====== Exercise inputs
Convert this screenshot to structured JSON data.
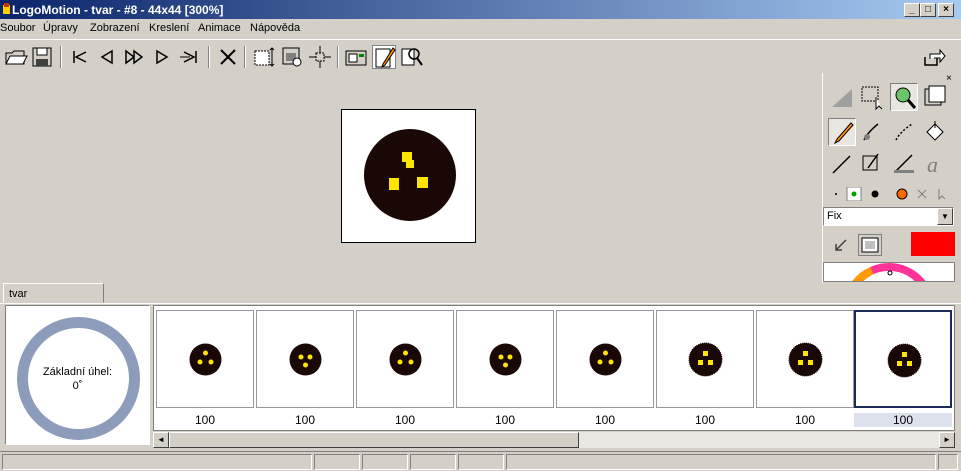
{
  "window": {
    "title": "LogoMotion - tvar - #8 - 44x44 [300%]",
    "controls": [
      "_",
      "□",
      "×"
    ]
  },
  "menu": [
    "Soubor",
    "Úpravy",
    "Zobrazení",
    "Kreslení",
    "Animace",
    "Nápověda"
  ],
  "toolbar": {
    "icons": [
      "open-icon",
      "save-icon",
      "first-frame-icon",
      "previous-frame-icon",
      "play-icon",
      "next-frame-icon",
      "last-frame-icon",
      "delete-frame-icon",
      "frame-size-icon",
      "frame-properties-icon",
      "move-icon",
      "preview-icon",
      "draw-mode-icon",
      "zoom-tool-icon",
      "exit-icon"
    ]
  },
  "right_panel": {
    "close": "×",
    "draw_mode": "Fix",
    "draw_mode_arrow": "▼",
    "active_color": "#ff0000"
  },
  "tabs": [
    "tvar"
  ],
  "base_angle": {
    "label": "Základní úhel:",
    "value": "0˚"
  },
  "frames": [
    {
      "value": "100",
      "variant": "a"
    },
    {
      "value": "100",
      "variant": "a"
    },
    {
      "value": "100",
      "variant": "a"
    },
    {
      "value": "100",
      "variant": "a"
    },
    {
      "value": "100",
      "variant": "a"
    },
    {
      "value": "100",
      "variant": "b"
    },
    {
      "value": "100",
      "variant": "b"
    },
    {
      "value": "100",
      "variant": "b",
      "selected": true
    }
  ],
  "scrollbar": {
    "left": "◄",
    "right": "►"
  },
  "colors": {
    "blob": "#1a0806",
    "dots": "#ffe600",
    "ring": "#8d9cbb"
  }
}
============
* [Required task]
Output the records above exactly as they are, leaving out the pictures.

* [In response]
Convert this screenshot to structured JSON data.
{
  "window": {
    "title": "LogoMotion - tvar - #8 - 44x44 [300%]",
    "controls": [
      "_",
      "□",
      "×"
    ]
  },
  "menu": [
    "Soubor",
    "Úpravy",
    "Zobrazení",
    "Kreslení",
    "Animace",
    "Nápověda"
  ],
  "toolbar": {
    "icons": [
      "open-icon",
      "save-icon",
      "first-frame-icon",
      "previous-frame-icon",
      "play-icon",
      "next-frame-icon",
      "last-frame-icon",
      "delete-frame-icon",
      "frame-size-icon",
      "frame-properties-icon",
      "move-icon",
      "preview-icon",
      "draw-mode-icon",
      "zoom-tool-icon",
      "exit-icon"
    ]
  },
  "right_panel": {
    "close": "×",
    "draw_mode": "Fix",
    "draw_mode_arrow": "▼",
    "active_color": "#ff0000"
  },
  "tabs": [
    "tvar"
  ],
  "base_angle": {
    "label": "Základní úhel:",
    "value": "0˚"
  },
  "frames": [
    {
      "value": "100",
      "variant": "a"
    },
    {
      "value": "100",
      "variant": "a"
    },
    {
      "value": "100",
      "variant": "a"
    },
    {
      "value": "100",
      "variant": "a"
    },
    {
      "value": "100",
      "variant": "a"
    },
    {
      "value": "100",
      "variant": "b"
    },
    {
      "value": "100",
      "variant": "b"
    },
    {
      "value": "100",
      "variant": "b",
      "selected": true
    }
  ],
  "scrollbar": {
    "left": "◄",
    "right": "►"
  },
  "colors": {
    "blob": "#1a0806",
    "dots": "#ffe600",
    "ring": "#8d9cbb"
  }
}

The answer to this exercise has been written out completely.